Creating and Updating Nodes Programmatically in Drupal 7

The steps for programmatically creating a node are:

  • Create a PHP object representing the node data
  • Save the object using the node_save() function

While the mechanics are simple, there is an important responsibility involved. The Drupal work flow does data validation before calling the node_save() function; node_save() does no validation. By calling node_save() directly your code takes the responsibility for providing valid data.

Drupal 7 Changes

A quick note for those of you familiar with Drupal 6. You'll notice two changes in Drupal 7:

Body Field Is No Longer Special

In Drupal 6 the body field was special. Specifically, it had a different data structure than other fields and it always existed, even if it wasn't used. With Drupal 7 the body field is a standard field provided by core and is truly optional.

Language

Language specification is required for the node and some fields.

Filter Format

The format of the text field filter is now specified by machine name, not integer. For example: full_html, filtered_html, or plain_text. This is great news for moving contents between different Drupal systems.

Basic Node Creation

The following code assumes an unchanged Drupal 7 Standard installation and will create a Drupal 7 article node.

§ MATERIAL SHOWN
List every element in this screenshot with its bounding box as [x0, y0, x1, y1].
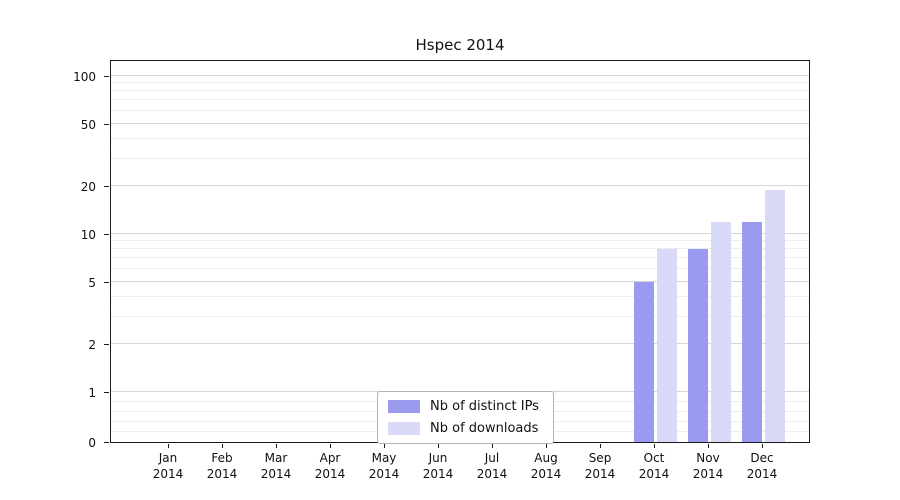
x-tick-label-feb: Feb 2014 [206, 451, 238, 481]
gridline-major [111, 75, 809, 76]
y-tick-label-0: 0 [88, 436, 96, 450]
x-axis: Jan 2014 Feb 2014 Mar 2014 Apr 2014 May 2014… [110, 444, 810, 490]
y-tick-label-5: 5 [88, 275, 96, 290]
bar-nb-of-distinct-ips-oct [633, 281, 654, 442]
y-tick-mark [104, 76, 109, 77]
x-tick-mark [654, 444, 655, 448]
x-tick-mark [276, 444, 277, 448]
y-tick-label-50: 50 [80, 117, 96, 132]
legend-item-distinct-ips: Nb of distinct IPs [388, 399, 539, 414]
plot-area [110, 60, 810, 443]
legend-swatch-distinct-ips [388, 400, 420, 413]
gridline-minor [111, 248, 809, 250]
x-tick-label-aug: Aug 2014 [530, 451, 562, 481]
bar-nb-of-downloads-dec [764, 189, 785, 442]
y-axis: 0 1 2 5 10 20 50 100 [0, 60, 110, 449]
x-tick-mark [708, 444, 709, 448]
x-tick-mark [600, 444, 601, 448]
gridline-minor [111, 90, 809, 92]
x-tick-label-nov: Nov 2014 [692, 451, 724, 481]
x-tick-label-jun: Jun 2014 [422, 451, 454, 481]
bar-nb-of-distinct-ips-nov [687, 249, 708, 442]
legend-item-downloads: Nb of downloads [388, 421, 539, 436]
bar-nb-of-downloads-oct [656, 249, 677, 442]
y-tick-mark [104, 392, 109, 393]
legend: Nb of distinct IPs Nb of downloads [377, 391, 554, 444]
x-tick-label-may: May 2014 [368, 451, 400, 481]
gridline-minor [111, 110, 809, 112]
y-tick-label-10: 10 [80, 228, 96, 242]
gridline-minor [111, 82, 809, 84]
gridline-minor [111, 315, 809, 317]
bar-nb-of-downloads-nov [710, 221, 731, 442]
legend-label-downloads: Nb of downloads [430, 421, 539, 436]
y-tick-label-20: 20 [80, 180, 96, 195]
gridline-minor [111, 257, 809, 259]
gridline-minor [111, 240, 809, 242]
y-tick-mark [104, 186, 109, 188]
x-tick-label-oct: Oct 2014 [638, 451, 670, 481]
gridline-major [111, 343, 809, 345]
x-tick-label-sep: Sep 2014 [584, 451, 616, 481]
x-tick-label-jul: Jul 2014 [476, 451, 508, 481]
y-tick-label-1: 1 [88, 386, 96, 400]
gridline-major [111, 185, 809, 187]
gridline-minor [111, 157, 809, 159]
y-tick-mark [104, 281, 109, 283]
gridline-minor [111, 268, 809, 270]
y-tick-mark [104, 123, 109, 125]
gridline-major [111, 122, 809, 124]
gridline-major [111, 280, 809, 282]
x-tick-mark [438, 444, 439, 448]
y-tick-mark [104, 442, 109, 443]
y-tick-mark [104, 344, 109, 346]
x-tick-mark [384, 444, 385, 448]
y-tick-label-2: 2 [88, 338, 96, 353]
x-tick-label-mar: Mar 2014 [260, 451, 292, 481]
x-tick-label-apr: Apr 2014 [314, 451, 346, 481]
x-tick-mark [222, 444, 223, 448]
x-tick-mark [546, 444, 547, 448]
x-tick-mark [168, 444, 169, 448]
y-tick-mark [104, 234, 109, 235]
legend-swatch-downloads [388, 422, 420, 435]
y-tick-label-100: 100 [73, 70, 96, 84]
x-tick-mark [330, 444, 331, 448]
x-tick-mark [492, 444, 493, 448]
gridline-minor [111, 137, 809, 139]
gridline-major [111, 233, 809, 234]
x-tick-label-dec: Dec 2014 [746, 451, 778, 481]
x-tick-mark [762, 444, 763, 448]
gridline-minor [111, 295, 809, 297]
gridline-minor [111, 99, 809, 101]
bar-nb-of-distinct-ips-dec [741, 221, 762, 442]
x-tick-label-jan: Jan 2014 [152, 451, 184, 481]
chart-title: Hspec 2014 [415, 36, 505, 54]
legend-label-distinct-ips: Nb of distinct IPs [430, 399, 539, 414]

§ GIVEN INSTRUCTION
Reproduce word for word everything from "In Drupal 6" down to "is truly optional." in the Drupal 7 node creation text above.

§ SOLUTION BELOW
In Drupal 6 the body field was special. Specifically, it had a different data structure than other fields and it always existed, even if it wasn't used. With Drupal 7 the body field is a standard field provided by core and is truly optional.